[Items from a figure collection]

%%

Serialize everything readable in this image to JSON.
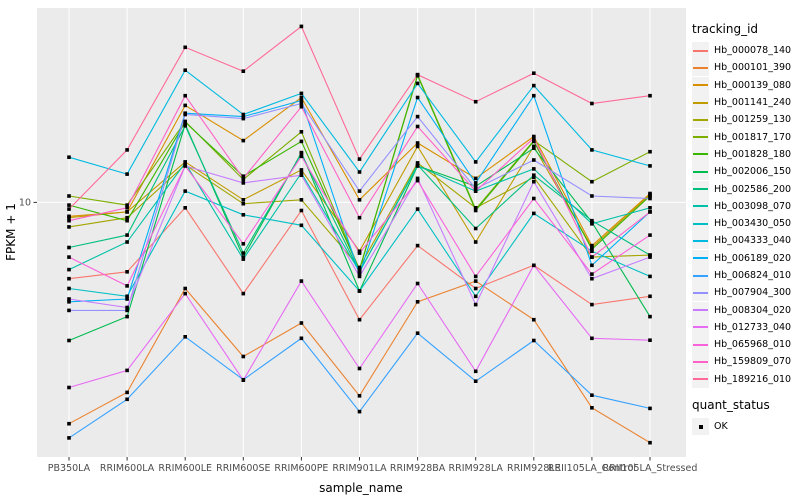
{
  "chart_data": {
    "type": "line",
    "title": "",
    "xlabel": "sample_name",
    "ylabel": "FPKM + 1",
    "y_scale": "log10",
    "ylim": [
      1.44,
      44
    ],
    "y_tick_labels": [
      "10"
    ],
    "grid": "major-white-on-grey-panel",
    "panel_bg": "#EBEBEB",
    "grid_color": "#FFFFFF",
    "tick_text_color": "#4D4D4D",
    "point_shape": "filled-black-square",
    "legend_position": "right",
    "samples": [
      "PB350LA",
      "RRIM600LA",
      "RRIM600LE",
      "RRIM600SE",
      "RRIM600PE",
      "RRIM901LA",
      "RRIM928BA",
      "RRIM928LA",
      "RRIM928LE",
      "RRII105LA_Control",
      "RRII105LA_Stressed"
    ],
    "series": [
      {
        "name": "Hb_000078_140",
        "color": "#F8766D",
        "quant_status": "OK",
        "values": [
          5.6,
          5.9,
          9.6,
          5.0,
          9.4,
          4.1,
          7.2,
          5.2,
          6.2,
          4.6,
          4.9
        ]
      },
      {
        "name": "Hb_000101_390",
        "color": "#EA8331",
        "quant_status": "OK",
        "values": [
          1.86,
          2.36,
          5.2,
          3.1,
          4.0,
          2.3,
          4.7,
          5.5,
          4.1,
          2.1,
          1.61
        ]
      },
      {
        "name": "Hb_000139_080",
        "color": "#D89000",
        "quant_status": "OK",
        "values": [
          9.0,
          9.3,
          20.9,
          16.0,
          22.2,
          10.2,
          15.7,
          12.0,
          16.5,
          7.2,
          10.7
        ]
      },
      {
        "name": "Hb_001141_240",
        "color": "#C09B00",
        "quant_status": "OK",
        "values": [
          8.9,
          9.3,
          13.6,
          10.2,
          12.8,
          6.9,
          15.3,
          7.4,
          15.3,
          7.1,
          10.6
        ]
      },
      {
        "name": "Hb_001259_130",
        "color": "#A3A500",
        "quant_status": "OK",
        "values": [
          8.3,
          8.9,
          13.3,
          9.9,
          10.2,
          6.1,
          13.5,
          9.6,
          12.1,
          6.6,
          6.7
        ]
      },
      {
        "name": "Hb_001817_170",
        "color": "#7CAE00",
        "quant_status": "OK",
        "values": [
          10.5,
          9.8,
          18.5,
          11.9,
          17.1,
          6.0,
          26.4,
          9.5,
          16.0,
          11.7,
          14.7
        ]
      },
      {
        "name": "Hb_001828_180",
        "color": "#39B600",
        "quant_status": "OK",
        "values": [
          9.8,
          8.7,
          18.4,
          12.2,
          15.9,
          6.0,
          26.2,
          9.4,
          15.9,
          7.0,
          10.5
        ]
      },
      {
        "name": "Hb_002006_150",
        "color": "#00BB4E",
        "quant_status": "OK",
        "values": [
          3.5,
          4.2,
          18.1,
          6.6,
          14.6,
          5.1,
          13.2,
          11.3,
          15.1,
          8.6,
          4.2
        ]
      },
      {
        "name": "Hb_002586_200",
        "color": "#00BF7D",
        "quant_status": "OK",
        "values": [
          7.1,
          7.8,
          17.9,
          6.8,
          14.5,
          5.9,
          13.3,
          8.2,
          12.3,
          8.7,
          6.7
        ]
      },
      {
        "name": "Hb_003098_070",
        "color": "#00C1A7",
        "quant_status": "OK",
        "values": [
          6.0,
          7.4,
          13.5,
          6.5,
          12.5,
          5.9,
          13.2,
          10.9,
          12.9,
          8.5,
          9.6
        ]
      },
      {
        "name": "Hb_003430_050",
        "color": "#00BFC4",
        "quant_status": "OK",
        "values": [
          5.2,
          4.9,
          10.9,
          9.1,
          8.4,
          5.1,
          9.5,
          4.9,
          9.2,
          6.9,
          5.7
        ]
      },
      {
        "name": "Hb_004333_040",
        "color": "#00BAE0",
        "quant_status": "OK",
        "values": [
          14.1,
          12.4,
          27.3,
          19.5,
          22.9,
          12.6,
          24.7,
          13.6,
          24.3,
          14.9,
          13.2
        ]
      },
      {
        "name": "Hb_006189_020",
        "color": "#00B0F6",
        "quant_status": "OK",
        "values": [
          4.7,
          4.8,
          19.7,
          19.2,
          21.7,
          5.8,
          22.2,
          11.6,
          22.5,
          6.2,
          9.3
        ]
      },
      {
        "name": "Hb_006824_010",
        "color": "#35A2FF",
        "quant_status": "OK",
        "values": [
          1.67,
          2.24,
          3.6,
          2.6,
          3.56,
          2.04,
          3.7,
          2.57,
          3.5,
          2.31,
          2.09
        ]
      },
      {
        "name": "Hb_007904_300",
        "color": "#9590FF",
        "quant_status": "OK",
        "values": [
          4.4,
          4.4,
          19.5,
          18.9,
          21.2,
          10.9,
          19.2,
          11.1,
          13.8,
          10.5,
          10.3
        ]
      },
      {
        "name": "Hb_008304_020",
        "color": "#C77CFF",
        "quant_status": "OK",
        "values": [
          4.8,
          4.5,
          13.2,
          11.6,
          12.3,
          5.7,
          12.0,
          4.6,
          11.7,
          5.6,
          6.6
        ]
      },
      {
        "name": "Hb_012733_040",
        "color": "#E76BF3",
        "quant_status": "OK",
        "values": [
          2.45,
          2.79,
          5.0,
          2.59,
          5.5,
          2.83,
          5.4,
          2.77,
          6.2,
          3.56,
          3.51
        ]
      },
      {
        "name": "Hb_065968_010",
        "color": "#FA62DB",
        "quant_status": "OK",
        "values": [
          6.6,
          5.3,
          13.2,
          7.3,
          14.2,
          6.8,
          11.8,
          5.7,
          10.3,
          5.8,
          7.8
        ]
      },
      {
        "name": "Hb_159809_070",
        "color": "#FF61C7",
        "quant_status": "OK",
        "values": [
          8.7,
          9.6,
          22.5,
          12.0,
          20.7,
          8.9,
          17.8,
          10.9,
          16.3,
          6.6,
          9.3
        ]
      },
      {
        "name": "Hb_189216_010",
        "color": "#FF6A98",
        "quant_status": "OK",
        "values": [
          9.5,
          14.9,
          32.5,
          27.1,
          38.1,
          13.9,
          26.4,
          21.5,
          26.7,
          21.2,
          22.5
        ]
      }
    ]
  },
  "legend": {
    "tracking_title": "tracking_id",
    "quant_title": "quant_status",
    "quant_items": [
      {
        "label": "OK"
      }
    ]
  }
}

%%

## Objective:
Output every entry verbatim. Pictures do not belong in the copy.

## Task answer:
Serialize everything readable in this image to JSON.
{
  "chart_data": {
    "type": "line",
    "title": "",
    "xlabel": "sample_name",
    "ylabel": "FPKM + 1",
    "y_scale": "log10",
    "ylim": [
      1.44,
      44
    ],
    "y_tick_labels": [
      "10"
    ],
    "grid": "major-white-on-grey-panel",
    "panel_bg": "#EBEBEB",
    "grid_color": "#FFFFFF",
    "tick_text_color": "#4D4D4D",
    "point_shape": "filled-black-square",
    "legend_position": "right",
    "samples": [
      "PB350LA",
      "RRIM600LA",
      "RRIM600LE",
      "RRIM600SE",
      "RRIM600PE",
      "RRIM901LA",
      "RRIM928BA",
      "RRIM928LA",
      "RRIM928LE",
      "RRII105LA_Control",
      "RRII105LA_Stressed"
    ],
    "series": [
      {
        "name": "Hb_000078_140",
        "color": "#F8766D",
        "quant_status": "OK",
        "values": [
          5.6,
          5.9,
          9.6,
          5.0,
          9.4,
          4.1,
          7.2,
          5.2,
          6.2,
          4.6,
          4.9
        ]
      },
      {
        "name": "Hb_000101_390",
        "color": "#EA8331",
        "quant_status": "OK",
        "values": [
          1.86,
          2.36,
          5.2,
          3.1,
          4.0,
          2.3,
          4.7,
          5.5,
          4.1,
          2.1,
          1.61
        ]
      },
      {
        "name": "Hb_000139_080",
        "color": "#D89000",
        "quant_status": "OK",
        "values": [
          9.0,
          9.3,
          20.9,
          16.0,
          22.2,
          10.2,
          15.7,
          12.0,
          16.5,
          7.2,
          10.7
        ]
      },
      {
        "name": "Hb_001141_240",
        "color": "#C09B00",
        "quant_status": "OK",
        "values": [
          8.9,
          9.3,
          13.6,
          10.2,
          12.8,
          6.9,
          15.3,
          7.4,
          15.3,
          7.1,
          10.6
        ]
      },
      {
        "name": "Hb_001259_130",
        "color": "#A3A500",
        "quant_status": "OK",
        "values": [
          8.3,
          8.9,
          13.3,
          9.9,
          10.2,
          6.1,
          13.5,
          9.6,
          12.1,
          6.6,
          6.7
        ]
      },
      {
        "name": "Hb_001817_170",
        "color": "#7CAE00",
        "quant_status": "OK",
        "values": [
          10.5,
          9.8,
          18.5,
          11.9,
          17.1,
          6.0,
          26.4,
          9.5,
          16.0,
          11.7,
          14.7
        ]
      },
      {
        "name": "Hb_001828_180",
        "color": "#39B600",
        "quant_status": "OK",
        "values": [
          9.8,
          8.7,
          18.4,
          12.2,
          15.9,
          6.0,
          26.2,
          9.4,
          15.9,
          7.0,
          10.5
        ]
      },
      {
        "name": "Hb_002006_150",
        "color": "#00BB4E",
        "quant_status": "OK",
        "values": [
          3.5,
          4.2,
          18.1,
          6.6,
          14.6,
          5.1,
          13.2,
          11.3,
          15.1,
          8.6,
          4.2
        ]
      },
      {
        "name": "Hb_002586_200",
        "color": "#00BF7D",
        "quant_status": "OK",
        "values": [
          7.1,
          7.8,
          17.9,
          6.8,
          14.5,
          5.9,
          13.3,
          8.2,
          12.3,
          8.7,
          6.7
        ]
      },
      {
        "name": "Hb_003098_070",
        "color": "#00C1A7",
        "quant_status": "OK",
        "values": [
          6.0,
          7.4,
          13.5,
          6.5,
          12.5,
          5.9,
          13.2,
          10.9,
          12.9,
          8.5,
          9.6
        ]
      },
      {
        "name": "Hb_003430_050",
        "color": "#00BFC4",
        "quant_status": "OK",
        "values": [
          5.2,
          4.9,
          10.9,
          9.1,
          8.4,
          5.1,
          9.5,
          4.9,
          9.2,
          6.9,
          5.7
        ]
      },
      {
        "name": "Hb_004333_040",
        "color": "#00BAE0",
        "quant_status": "OK",
        "values": [
          14.1,
          12.4,
          27.3,
          19.5,
          22.9,
          12.6,
          24.7,
          13.6,
          24.3,
          14.9,
          13.2
        ]
      },
      {
        "name": "Hb_006189_020",
        "color": "#00B0F6",
        "quant_status": "OK",
        "values": [
          4.7,
          4.8,
          19.7,
          19.2,
          21.7,
          5.8,
          22.2,
          11.6,
          22.5,
          6.2,
          9.3
        ]
      },
      {
        "name": "Hb_006824_010",
        "color": "#35A2FF",
        "quant_status": "OK",
        "values": [
          1.67,
          2.24,
          3.6,
          2.6,
          3.56,
          2.04,
          3.7,
          2.57,
          3.5,
          2.31,
          2.09
        ]
      },
      {
        "name": "Hb_007904_300",
        "color": "#9590FF",
        "quant_status": "OK",
        "values": [
          4.4,
          4.4,
          19.5,
          18.9,
          21.2,
          10.9,
          19.2,
          11.1,
          13.8,
          10.5,
          10.3
        ]
      },
      {
        "name": "Hb_008304_020",
        "color": "#C77CFF",
        "quant_status": "OK",
        "values": [
          4.8,
          4.5,
          13.2,
          11.6,
          12.3,
          5.7,
          12.0,
          4.6,
          11.7,
          5.6,
          6.6
        ]
      },
      {
        "name": "Hb_012733_040",
        "color": "#E76BF3",
        "quant_status": "OK",
        "values": [
          2.45,
          2.79,
          5.0,
          2.59,
          5.5,
          2.83,
          5.4,
          2.77,
          6.2,
          3.56,
          3.51
        ]
      },
      {
        "name": "Hb_065968_010",
        "color": "#FA62DB",
        "quant_status": "OK",
        "values": [
          6.6,
          5.3,
          13.2,
          7.3,
          14.2,
          6.8,
          11.8,
          5.7,
          10.3,
          5.8,
          7.8
        ]
      },
      {
        "name": "Hb_159809_070",
        "color": "#FF61C7",
        "quant_status": "OK",
        "values": [
          8.7,
          9.6,
          22.5,
          12.0,
          20.7,
          8.9,
          17.8,
          10.9,
          16.3,
          6.6,
          9.3
        ]
      },
      {
        "name": "Hb_189216_010",
        "color": "#FF6A98",
        "quant_status": "OK",
        "values": [
          9.5,
          14.9,
          32.5,
          27.1,
          38.1,
          13.9,
          26.4,
          21.5,
          26.7,
          21.2,
          22.5
        ]
      }
    ]
  },
  "legend": {
    "tracking_title": "tracking_id",
    "quant_title": "quant_status",
    "quant_items": [
      {
        "label": "OK"
      }
    ]
  }
}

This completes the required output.